TASK OBJECTIVE – Copy word for word the part of the passage on detecting counterfactual statements that runs from "Although the task" up to and including "challenging counterfactual forms.".

This work is licensed under a Creative Commons Attribution 4.0 International Licence. Licence details: http://creativecommons.org/licenses/by/4.0/.

A counterfactual can be defined as something that is contrary to the truth or that did not actually occur. It refers to an event that did not or cannot happen, as well as the possible consequences if it had happened. In the sentence ”If dogs had no ears, they could not hear”, the statement ”if dogs had no ears” is an example of a counterfactual because dogs do have ears. Task 5 of SemEval-2020 [Yang et al.2020] focuses on identifying these specific sentence types amongst sentences delivering close semantic similarities. This implies understanding and disambiguating the causal link between two sentence fragments.

We approached this task as an opportunity to test the effectiveness of grammatical disambiguation against baseline systems. This paper describes a parallel approach in deriving meaning from text to leverage the influence of context and relevance of structure in recognizing counterfactual statements. Specifically, we will study how many expressions of such statements a mapping of grammatical types can cover before falling short to high-performing models, most notably BERT [Devlin et al.2018], which performed well on both tasks with an F1 score of 85.00% on Task 1 and 83.90 % on Task 2.

2 Related Work

Although the task of detecting counterfactuals is relatively new, [Son et al.2017]

proposes using modal logic to form rule-based determination methods from social media posts. These methods are supplemented to a statistical classifier (Linear SVM) that is retrained to tackle more challenging counterfactual forms.

Previous work on causal identification by [Levin and Hovav1994] studied the contribution of verbs in the determination of causal relations. Specifically, they found similarities in meaning from different structures, some involving transitive verbs and others involving intransitive verbs. This is to say that a causal meaning can lie in the verb or extend to an object (another word or word type). By analyzing closely different formulations, they concluded that the same reasoning can be carved out from different grammatical structures.

As for causality relation extraction, different deep learning systems built on the success of neural-based models have been proposed. The linguistically informed CNN model

[Dasgupta et al.2018] leverages the use of word embeddings and other linguistic features to detect causal patterns and outperforms rule-based classification. [Liang et al.2019] introduces a multi-level causal detector that makes use of multi-head self-attention to capture semantic features at word level and infer causality at segment level. This engineered system has rivaled state-of-the-art models in terms of performance and thorough understanding of complex semantic information such as discourse relations and transitivity rules. Finally, [Li et al.2019]

presents a self-attentive BiLSTM-CRF model that makes use of transfer learning to overcome the problem of data insufficiency and extract causal relations in natural language text. This solution transfers a trained embedding from a large corpus and uses the causality tagging scheme to identify dependencies between cause and effect. Experimental results prove the effectiveness of this model, but its major limitation is the insufficiency of high-quality annotated data to learn from.

Collected data:

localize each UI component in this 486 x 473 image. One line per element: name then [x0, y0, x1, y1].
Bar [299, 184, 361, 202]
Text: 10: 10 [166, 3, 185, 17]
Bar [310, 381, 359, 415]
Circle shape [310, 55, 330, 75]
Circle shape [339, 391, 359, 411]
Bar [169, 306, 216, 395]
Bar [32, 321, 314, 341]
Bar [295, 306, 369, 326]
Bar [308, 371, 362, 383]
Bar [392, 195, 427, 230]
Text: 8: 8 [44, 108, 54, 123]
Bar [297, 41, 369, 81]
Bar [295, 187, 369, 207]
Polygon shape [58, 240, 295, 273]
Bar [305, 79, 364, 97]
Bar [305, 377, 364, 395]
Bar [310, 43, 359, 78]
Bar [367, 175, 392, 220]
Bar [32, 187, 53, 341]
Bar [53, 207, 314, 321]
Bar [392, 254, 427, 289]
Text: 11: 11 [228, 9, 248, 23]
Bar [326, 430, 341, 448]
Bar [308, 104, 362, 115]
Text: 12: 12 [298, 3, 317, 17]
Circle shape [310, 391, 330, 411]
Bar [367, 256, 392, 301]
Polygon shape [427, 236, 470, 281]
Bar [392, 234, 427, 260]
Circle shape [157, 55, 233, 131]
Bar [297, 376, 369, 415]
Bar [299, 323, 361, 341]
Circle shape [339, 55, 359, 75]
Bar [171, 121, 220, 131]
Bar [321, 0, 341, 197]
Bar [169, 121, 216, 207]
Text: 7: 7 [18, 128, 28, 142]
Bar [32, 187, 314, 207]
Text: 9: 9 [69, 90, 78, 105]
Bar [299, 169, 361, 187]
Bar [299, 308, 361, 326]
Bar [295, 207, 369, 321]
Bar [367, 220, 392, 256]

EXPECTED ANSWER –
Although the task of detecting counterfactuals is relatively new, [Son et al.2017]

proposes using modal logic to form rule-based determination methods from social media posts. These methods are supplemented to a statistical classifier (Linear SVM) that is retrained to tackle more challenging counterfactual forms.